• Exercise directions
Give the number of lines in the listing below that include the word "Once", with nothing more.

• Data section
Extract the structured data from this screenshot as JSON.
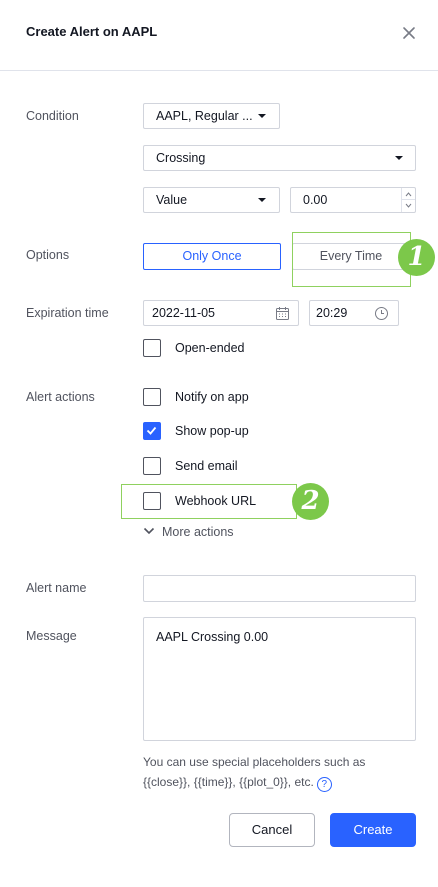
{
  "dialog": {
    "title": "Create Alert on AAPL"
  },
  "condition": {
    "label": "Condition",
    "source": "AAPL, Regular ...",
    "operator": "Crossing",
    "target_type": "Value",
    "target_value": "0.00"
  },
  "options": {
    "label": "Options",
    "only_once": "Only Once",
    "every_time": "Every Time",
    "selected": "Only Once"
  },
  "expiration": {
    "label": "Expiration time",
    "date": "2022-11-05",
    "time": "20:29",
    "open_ended": "Open-ended"
  },
  "alert_actions": {
    "label": "Alert actions",
    "items": [
      {
        "label": "Notify on app",
        "checked": false
      },
      {
        "label": "Show pop-up",
        "checked": true
      },
      {
        "label": "Send email",
        "checked": false
      },
      {
        "label": "Webhook URL",
        "checked": false
      }
    ],
    "more": "More actions"
  },
  "alert_name": {
    "label": "Alert name",
    "value": ""
  },
  "message": {
    "label": "Message",
    "value": "AAPL Crossing 0.00"
  },
  "hint": {
    "line1": "You can use special placeholders such as",
    "line2": "{{close}}, {{time}}, {{plot_0}}, etc."
  },
  "annotations": {
    "badge1": "1",
    "badge2": "2",
    "color": "#7cc84a"
  },
  "footer": {
    "cancel": "Cancel",
    "create": "Create"
  },
  "colors": {
    "accent": "#2962ff",
    "text": "#131722",
    "muted": "#50535e",
    "border": "#d1d4dc"
  }
}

• Task answer
2